◆ **EXERCISE GOAL**: Write down each entry again, exactly as it reads.
══════════════════════════════
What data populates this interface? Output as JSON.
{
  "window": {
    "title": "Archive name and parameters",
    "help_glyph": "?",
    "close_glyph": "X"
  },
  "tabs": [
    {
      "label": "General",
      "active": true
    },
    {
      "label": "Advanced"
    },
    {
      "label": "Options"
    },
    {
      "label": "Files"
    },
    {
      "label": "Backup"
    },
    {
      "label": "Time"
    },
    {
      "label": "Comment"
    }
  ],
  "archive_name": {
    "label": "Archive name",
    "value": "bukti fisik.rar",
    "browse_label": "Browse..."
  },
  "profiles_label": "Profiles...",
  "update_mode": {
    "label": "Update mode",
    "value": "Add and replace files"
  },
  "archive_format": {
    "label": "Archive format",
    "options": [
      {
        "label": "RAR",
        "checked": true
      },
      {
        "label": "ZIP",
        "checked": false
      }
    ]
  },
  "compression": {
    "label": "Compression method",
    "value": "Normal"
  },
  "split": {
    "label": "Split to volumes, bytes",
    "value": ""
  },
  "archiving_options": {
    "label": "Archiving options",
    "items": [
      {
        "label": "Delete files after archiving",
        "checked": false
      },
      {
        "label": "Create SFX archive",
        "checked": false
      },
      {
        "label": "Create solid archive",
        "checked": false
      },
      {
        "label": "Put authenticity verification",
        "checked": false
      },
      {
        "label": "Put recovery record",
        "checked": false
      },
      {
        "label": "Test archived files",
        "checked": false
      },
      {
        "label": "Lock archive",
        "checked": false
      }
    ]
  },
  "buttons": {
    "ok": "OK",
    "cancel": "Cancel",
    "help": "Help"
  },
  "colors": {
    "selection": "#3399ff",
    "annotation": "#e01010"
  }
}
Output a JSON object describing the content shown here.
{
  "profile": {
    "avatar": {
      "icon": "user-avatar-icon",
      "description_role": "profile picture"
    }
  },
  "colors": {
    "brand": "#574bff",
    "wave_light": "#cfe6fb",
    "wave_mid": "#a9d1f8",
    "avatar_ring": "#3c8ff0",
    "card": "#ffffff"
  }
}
══════════════════════════════
◆ **WRITTEN RESPONSE**:
What data populates this interface? Output as JSON.
{
  "window": {
    "title": "Archive name and parameters",
    "help_glyph": "?",
    "close_glyph": "X"
  },
  "tabs": [
    {
      "label": "General",
      "active": true
    },
    {
      "label": "Advanced"
    },
    {
      "label": "Options"
    },
    {
      "label": "Files"
    },
    {
      "label": "Backup"
    },
    {
      "label": "Time"
    },
    {
      "label": "Comment"
    }
  ],
  "archive_name": {
    "label": "Archive name",
    "value": "bukti fisik.rar",
    "browse_label": "Browse..."
  },
  "profiles_label": "Profiles...",
  "update_mode": {
    "label": "Update mode",
    "value": "Add and replace files"
  },
  "archive_format": {
    "label": "Archive format",
    "options": [
      {
        "label": "RAR",
        "checked": true
      },
      {
        "label": "ZIP",
        "checked": false
      }
    ]
  },
  "compression": {
    "label": "Compression method",
    "value": "Normal"
  },
  "split": {
    "label": "Split to volumes, bytes",
    "value": ""
  },
  "archiving_options": {
    "label": "Archiving options",
    "items": [
      {
        "label": "Delete files after archiving",
        "checked": false
      },
      {
        "label": "Create SFX archive",
        "checked": false
      },
      {
        "label": "Create solid archive",
        "checked": false
      },
      {
        "label": "Put authenticity verification",
        "checked": false
      },
      {
        "label": "Put recovery record",
        "checked": false
      },
      {
        "label": "Test archived files",
        "checked": false
      },
      {
        "label": "Lock archive",
        "checked": false
      }
    ]
  },
  "buttons": {
    "ok": "OK",
    "cancel": "Cancel",
    "help": "Help"
  },
  "colors": {
    "selection": "#3399ff",
    "annotation": "#e01010"
  }
}
Output a JSON object describing the content shown here.
{
  "profile": {
    "avatar": {
      "icon": "user-avatar-icon",
      "description_role": "profile picture"
    }
  },
  "colors": {
    "brand": "#574bff",
    "wave_light": "#cfe6fb",
    "wave_mid": "#a9d1f8",
    "avatar_ring": "#3c8ff0",
    "card": "#ffffff"
  }
}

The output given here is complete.